Some records
■ ■ ■ ■ ■

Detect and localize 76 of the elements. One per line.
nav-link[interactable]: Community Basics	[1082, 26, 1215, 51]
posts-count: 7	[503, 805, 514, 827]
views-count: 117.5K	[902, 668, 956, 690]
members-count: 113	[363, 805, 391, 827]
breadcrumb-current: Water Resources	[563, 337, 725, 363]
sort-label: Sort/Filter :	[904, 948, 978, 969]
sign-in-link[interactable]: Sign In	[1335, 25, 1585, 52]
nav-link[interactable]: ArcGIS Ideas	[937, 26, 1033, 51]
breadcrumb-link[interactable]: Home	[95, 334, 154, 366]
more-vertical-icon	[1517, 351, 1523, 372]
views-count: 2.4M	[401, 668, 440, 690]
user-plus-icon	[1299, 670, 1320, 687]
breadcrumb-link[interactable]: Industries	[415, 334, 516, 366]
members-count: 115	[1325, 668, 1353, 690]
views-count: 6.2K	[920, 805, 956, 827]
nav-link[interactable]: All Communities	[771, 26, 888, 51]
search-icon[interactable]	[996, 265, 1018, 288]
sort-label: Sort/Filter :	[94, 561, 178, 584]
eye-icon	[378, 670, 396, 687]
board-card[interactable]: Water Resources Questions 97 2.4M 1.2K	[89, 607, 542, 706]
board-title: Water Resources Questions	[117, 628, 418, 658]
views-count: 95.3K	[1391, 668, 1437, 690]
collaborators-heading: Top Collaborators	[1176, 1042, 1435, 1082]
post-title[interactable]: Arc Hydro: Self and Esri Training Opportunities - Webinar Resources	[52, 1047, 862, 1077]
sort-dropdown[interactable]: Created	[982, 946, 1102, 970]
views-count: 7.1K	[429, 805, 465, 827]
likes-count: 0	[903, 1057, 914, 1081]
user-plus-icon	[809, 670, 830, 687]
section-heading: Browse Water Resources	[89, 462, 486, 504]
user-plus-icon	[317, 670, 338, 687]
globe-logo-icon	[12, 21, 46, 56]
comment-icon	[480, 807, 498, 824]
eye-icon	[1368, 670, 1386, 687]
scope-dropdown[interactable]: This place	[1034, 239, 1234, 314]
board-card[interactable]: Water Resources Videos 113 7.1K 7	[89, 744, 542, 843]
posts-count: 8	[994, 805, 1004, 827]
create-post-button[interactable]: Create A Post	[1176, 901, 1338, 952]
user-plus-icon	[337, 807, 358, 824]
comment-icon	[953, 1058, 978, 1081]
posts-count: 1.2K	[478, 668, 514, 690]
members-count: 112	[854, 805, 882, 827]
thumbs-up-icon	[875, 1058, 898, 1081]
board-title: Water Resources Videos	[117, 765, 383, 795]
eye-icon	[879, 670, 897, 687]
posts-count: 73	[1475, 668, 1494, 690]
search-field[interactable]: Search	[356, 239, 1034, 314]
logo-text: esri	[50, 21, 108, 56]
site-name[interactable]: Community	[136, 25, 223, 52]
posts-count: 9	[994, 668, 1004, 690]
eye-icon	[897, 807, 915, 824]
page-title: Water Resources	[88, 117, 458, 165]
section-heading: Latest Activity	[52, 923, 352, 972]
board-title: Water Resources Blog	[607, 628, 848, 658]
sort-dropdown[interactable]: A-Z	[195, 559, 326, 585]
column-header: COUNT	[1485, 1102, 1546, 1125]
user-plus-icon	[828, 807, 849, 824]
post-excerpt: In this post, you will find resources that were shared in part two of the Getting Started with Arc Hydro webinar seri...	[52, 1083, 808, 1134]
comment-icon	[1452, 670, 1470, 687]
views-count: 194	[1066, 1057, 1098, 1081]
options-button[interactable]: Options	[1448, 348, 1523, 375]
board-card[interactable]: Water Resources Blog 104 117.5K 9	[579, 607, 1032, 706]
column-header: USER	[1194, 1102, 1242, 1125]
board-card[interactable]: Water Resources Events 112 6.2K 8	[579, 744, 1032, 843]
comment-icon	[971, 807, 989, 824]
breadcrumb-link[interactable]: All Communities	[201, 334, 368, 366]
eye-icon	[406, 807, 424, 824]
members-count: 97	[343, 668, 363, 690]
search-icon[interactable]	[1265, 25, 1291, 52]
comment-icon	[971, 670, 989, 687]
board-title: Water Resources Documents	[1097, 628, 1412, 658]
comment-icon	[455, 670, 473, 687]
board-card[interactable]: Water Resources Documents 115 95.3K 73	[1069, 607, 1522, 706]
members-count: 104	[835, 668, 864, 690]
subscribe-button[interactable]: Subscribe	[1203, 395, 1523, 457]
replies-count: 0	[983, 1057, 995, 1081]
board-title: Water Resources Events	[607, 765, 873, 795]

■ ■ ■ ■ ■

Copy every line of the records above, keeping each one unchanged.

Detect and localize 76 of the elements. One per line.
nav-link[interactable]: Community Basics	[1082, 26, 1215, 51]
posts-count: 7	[503, 805, 514, 827]
views-count: 117.5K	[902, 668, 956, 690]
members-count: 113	[363, 805, 391, 827]
breadcrumb-current: Water Resources	[563, 337, 725, 363]
sort-label: Sort/Filter :	[904, 948, 978, 969]
sign-in-link[interactable]: Sign In	[1335, 25, 1585, 52]
nav-link[interactable]: ArcGIS Ideas	[937, 26, 1033, 51]
breadcrumb-link[interactable]: Home	[95, 334, 154, 366]
more-vertical-icon	[1517, 351, 1523, 372]
views-count: 2.4M	[401, 668, 440, 690]
user-plus-icon	[1299, 670, 1320, 687]
breadcrumb-link[interactable]: Industries	[415, 334, 516, 366]
members-count: 115	[1325, 668, 1353, 690]
views-count: 6.2K	[920, 805, 956, 827]
nav-link[interactable]: All Communities	[771, 26, 888, 51]
search-icon[interactable]	[996, 265, 1018, 288]
sort-label: Sort/Filter :	[94, 561, 178, 584]
eye-icon	[378, 670, 396, 687]
board-card[interactable]: Water Resources Questions 97 2.4M 1.2K	[89, 607, 542, 706]
board-title: Water Resources Questions	[117, 628, 418, 658]
views-count: 95.3K	[1391, 668, 1437, 690]
collaborators-heading: Top Collaborators	[1176, 1042, 1435, 1082]
post-title[interactable]: Arc Hydro: Self and Esri Training Opportunities - Webinar Resources	[52, 1047, 862, 1077]
sort-dropdown[interactable]: Created	[982, 946, 1102, 970]
views-count: 7.1K	[429, 805, 465, 827]
likes-count: 0	[903, 1057, 914, 1081]
user-plus-icon	[809, 670, 830, 687]
section-heading: Browse Water Resources	[89, 462, 486, 504]
user-plus-icon	[317, 670, 338, 687]
globe-logo-icon	[12, 21, 46, 56]
comment-icon	[480, 807, 498, 824]
eye-icon	[1368, 670, 1386, 687]
scope-dropdown[interactable]: This place	[1034, 239, 1234, 314]
board-card[interactable]: Water Resources Videos 113 7.1K 7	[89, 744, 542, 843]
posts-count: 8	[994, 805, 1004, 827]
create-post-button[interactable]: Create A Post	[1176, 901, 1338, 952]
user-plus-icon	[337, 807, 358, 824]
comment-icon	[953, 1058, 978, 1081]
posts-count: 1.2K	[478, 668, 514, 690]
members-count: 112	[854, 805, 882, 827]
thumbs-up-icon	[875, 1058, 898, 1081]
board-title: Water Resources Videos	[117, 765, 383, 795]
eye-icon	[879, 670, 897, 687]
posts-count: 73	[1475, 668, 1494, 690]
search-field[interactable]: Search	[356, 239, 1034, 314]
logo-text: esri	[50, 21, 108, 56]
site-name[interactable]: Community	[136, 25, 223, 52]
posts-count: 9	[994, 668, 1004, 690]
eye-icon	[897, 807, 915, 824]
page-title: Water Resources	[88, 117, 458, 165]
section-heading: Latest Activity	[52, 923, 352, 972]
board-title: Water Resources Blog	[607, 628, 848, 658]
sort-dropdown[interactable]: A-Z	[195, 559, 326, 585]
column-header: COUNT	[1485, 1102, 1546, 1125]
user-plus-icon	[828, 807, 849, 824]
post-excerpt: In this post, you will find resources that were shared in part two of the Getting Started with Arc Hydro webinar seri...	[52, 1083, 808, 1134]
comment-icon	[1452, 670, 1470, 687]
views-count: 194	[1066, 1057, 1098, 1081]
options-button[interactable]: Options	[1448, 348, 1523, 375]
board-card[interactable]: Water Resources Blog 104 117.5K 9	[579, 607, 1032, 706]
column-header: USER	[1194, 1102, 1242, 1125]
board-card[interactable]: Water Resources Events 112 6.2K 8	[579, 744, 1032, 843]
comment-icon	[971, 807, 989, 824]
breadcrumb-link[interactable]: All Communities	[201, 334, 368, 366]
eye-icon	[406, 807, 424, 824]
members-count: 97	[343, 668, 363, 690]
search-icon[interactable]	[1265, 25, 1291, 52]
comment-icon	[971, 670, 989, 687]
board-title: Water Resources Documents	[1097, 628, 1412, 658]
comment-icon	[455, 670, 473, 687]
board-card[interactable]: Water Resources Documents 115 95.3K 73	[1069, 607, 1522, 706]
members-count: 104	[835, 668, 864, 690]
subscribe-button[interactable]: Subscribe	[1203, 395, 1523, 457]
replies-count: 0	[983, 1057, 995, 1081]
board-title: Water Resources Events	[607, 765, 873, 795]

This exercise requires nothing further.